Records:
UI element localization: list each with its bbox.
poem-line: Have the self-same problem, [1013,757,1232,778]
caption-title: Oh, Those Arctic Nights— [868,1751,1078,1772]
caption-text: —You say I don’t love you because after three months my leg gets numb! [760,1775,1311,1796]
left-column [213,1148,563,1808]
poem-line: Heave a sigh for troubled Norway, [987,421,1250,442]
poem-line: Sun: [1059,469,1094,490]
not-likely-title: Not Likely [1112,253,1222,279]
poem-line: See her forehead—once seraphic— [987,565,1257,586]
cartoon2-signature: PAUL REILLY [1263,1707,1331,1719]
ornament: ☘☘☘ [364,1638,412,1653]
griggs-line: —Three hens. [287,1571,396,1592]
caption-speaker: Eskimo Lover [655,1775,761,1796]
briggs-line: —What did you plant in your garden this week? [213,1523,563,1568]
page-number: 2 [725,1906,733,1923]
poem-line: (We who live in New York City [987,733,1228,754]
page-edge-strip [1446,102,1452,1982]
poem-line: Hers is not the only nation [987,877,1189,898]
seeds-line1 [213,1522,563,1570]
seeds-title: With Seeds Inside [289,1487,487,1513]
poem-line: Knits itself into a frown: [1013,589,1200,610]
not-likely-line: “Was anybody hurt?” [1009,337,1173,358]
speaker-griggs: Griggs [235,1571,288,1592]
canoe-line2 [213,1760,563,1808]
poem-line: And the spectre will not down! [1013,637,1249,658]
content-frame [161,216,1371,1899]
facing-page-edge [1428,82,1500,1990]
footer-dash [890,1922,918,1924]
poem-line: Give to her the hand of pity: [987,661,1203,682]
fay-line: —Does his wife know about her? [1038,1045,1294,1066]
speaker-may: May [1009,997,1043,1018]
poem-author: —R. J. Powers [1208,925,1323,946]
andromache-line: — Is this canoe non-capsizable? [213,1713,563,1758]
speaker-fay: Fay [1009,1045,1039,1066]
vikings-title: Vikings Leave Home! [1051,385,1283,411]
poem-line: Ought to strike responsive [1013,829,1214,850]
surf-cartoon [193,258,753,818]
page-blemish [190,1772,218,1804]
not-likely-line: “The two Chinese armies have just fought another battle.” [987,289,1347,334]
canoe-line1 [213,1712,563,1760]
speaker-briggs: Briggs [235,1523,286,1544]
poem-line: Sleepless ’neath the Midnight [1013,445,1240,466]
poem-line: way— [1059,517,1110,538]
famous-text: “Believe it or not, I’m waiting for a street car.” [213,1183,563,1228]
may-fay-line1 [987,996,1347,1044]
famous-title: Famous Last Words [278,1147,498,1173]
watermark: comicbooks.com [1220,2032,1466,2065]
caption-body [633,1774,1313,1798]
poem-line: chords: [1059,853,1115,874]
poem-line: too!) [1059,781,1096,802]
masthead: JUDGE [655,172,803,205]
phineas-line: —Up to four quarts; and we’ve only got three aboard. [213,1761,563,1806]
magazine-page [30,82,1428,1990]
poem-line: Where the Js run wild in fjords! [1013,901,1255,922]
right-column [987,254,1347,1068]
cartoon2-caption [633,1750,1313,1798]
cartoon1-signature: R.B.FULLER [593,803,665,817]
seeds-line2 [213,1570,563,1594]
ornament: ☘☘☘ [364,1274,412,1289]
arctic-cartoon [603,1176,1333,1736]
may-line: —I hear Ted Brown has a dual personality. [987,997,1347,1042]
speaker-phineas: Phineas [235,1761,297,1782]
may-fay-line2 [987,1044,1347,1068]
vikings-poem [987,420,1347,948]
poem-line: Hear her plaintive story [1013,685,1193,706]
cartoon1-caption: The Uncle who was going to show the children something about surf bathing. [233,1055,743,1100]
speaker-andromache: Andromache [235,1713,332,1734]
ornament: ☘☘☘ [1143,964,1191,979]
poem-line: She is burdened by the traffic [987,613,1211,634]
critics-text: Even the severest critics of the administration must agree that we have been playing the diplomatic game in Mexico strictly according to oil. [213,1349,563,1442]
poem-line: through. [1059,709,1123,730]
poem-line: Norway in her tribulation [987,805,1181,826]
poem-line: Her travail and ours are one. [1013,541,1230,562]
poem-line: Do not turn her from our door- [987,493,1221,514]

PROBLEM DETAILS — Rewrite every row above, changing each "poem-line" to "verse-line" and leaving the rest untouched.

TASK RESULT —
UI element localization: list each with its bbox.
verse-line: Have the self-same problem, [1013,757,1232,778]
caption-title: Oh, Those Arctic Nights— [868,1751,1078,1772]
caption-text: —You say I don’t love you because after three months my leg gets numb! [760,1775,1311,1796]
left-column [213,1148,563,1808]
verse-line: Heave a sigh for troubled Norway, [987,421,1250,442]
verse-line: Sun: [1059,469,1094,490]
not-likely-title: Not Likely [1112,253,1222,279]
verse-line: See her forehead—once seraphic— [987,565,1257,586]
cartoon2-signature: PAUL REILLY [1263,1707,1331,1719]
ornament: ☘☘☘ [364,1638,412,1653]
griggs-line: —Three hens. [287,1571,396,1592]
caption-speaker: Eskimo Lover [655,1775,761,1796]
briggs-line: —What did you plant in your garden this week? [213,1523,563,1568]
page-number: 2 [725,1906,733,1923]
verse-line: (We who live in New York City [987,733,1228,754]
page-edge-strip [1446,102,1452,1982]
verse-line: Hers is not the only nation [987,877,1189,898]
seeds-line1 [213,1522,563,1570]
seeds-title: With Seeds Inside [289,1487,487,1513]
verse-line: Knits itself into a frown: [1013,589,1200,610]
not-likely-line: “Was anybody hurt?” [1009,337,1173,358]
speaker-griggs: Griggs [235,1571,288,1592]
canoe-line2 [213,1760,563,1808]
verse-line: And the spectre will not down! [1013,637,1249,658]
content-frame [161,216,1371,1899]
facing-page-edge [1428,82,1500,1990]
footer-dash [890,1922,918,1924]
verse-line: Give to her the hand of pity: [987,661,1203,682]
fay-line: —Does his wife know about her? [1038,1045,1294,1066]
speaker-may: May [1009,997,1043,1018]
poem-author: —R. J. Powers [1208,925,1323,946]
andromache-line: — Is this canoe non-capsizable? [213,1713,563,1758]
speaker-fay: Fay [1009,1045,1039,1066]
vikings-title: Vikings Leave Home! [1051,385,1283,411]
verse-line: Ought to strike responsive [1013,829,1214,850]
surf-cartoon [193,258,753,818]
page-blemish [190,1772,218,1804]
not-likely-line: “The two Chinese armies have just fought another battle.” [987,289,1347,334]
canoe-line1 [213,1712,563,1760]
speaker-briggs: Briggs [235,1523,286,1544]
verse-line: Sleepless ’neath the Midnight [1013,445,1240,466]
verse-line: way— [1059,517,1110,538]
famous-text: “Believe it or not, I’m waiting for a street car.” [213,1183,563,1228]
may-fay-line1 [987,996,1347,1044]
famous-title: Famous Last Words [278,1147,498,1173]
watermark: comicbooks.com [1220,2032,1466,2065]
caption-body [633,1774,1313,1798]
verse-line: chords: [1059,853,1115,874]
verse-line: too!) [1059,781,1096,802]
masthead: JUDGE [655,172,803,205]
phineas-line: —Up to four quarts; and we’ve only got three aboard. [213,1761,563,1806]
magazine-page [30,82,1428,1990]
verse-line: Where the Js run wild in fjords! [1013,901,1255,922]
right-column [987,254,1347,1068]
cartoon2-caption [633,1750,1313,1798]
cartoon1-signature: R.B.FULLER [593,803,665,817]
seeds-line2 [213,1570,563,1594]
ornament: ☘☘☘ [364,1274,412,1289]
arctic-cartoon [603,1176,1333,1736]
may-line: —I hear Ted Brown has a dual personality. [987,997,1347,1042]
speaker-phineas: Phineas [235,1761,297,1782]
may-fay-line2 [987,1044,1347,1068]
vikings-poem [987,420,1347,948]
verse-line: Hear her plaintive story [1013,685,1193,706]
cartoon1-caption: The Uncle who was going to show the children something about surf bathing. [233,1055,743,1100]
speaker-andromache: Andromache [235,1713,332,1734]
ornament: ☘☘☘ [1143,964,1191,979]
verse-line: She is burdened by the traffic [987,613,1211,634]
critics-text: Even the severest critics of the administration must agree that we have been playing the diplomatic game in Mexico strictly according to oil. [213,1349,563,1442]
verse-line: through. [1059,709,1123,730]
verse-line: Norway in her tribulation [987,805,1181,826]
verse-line: Her travail and ours are one. [1013,541,1230,562]
verse-line: Do not turn her from our door- [987,493,1221,514]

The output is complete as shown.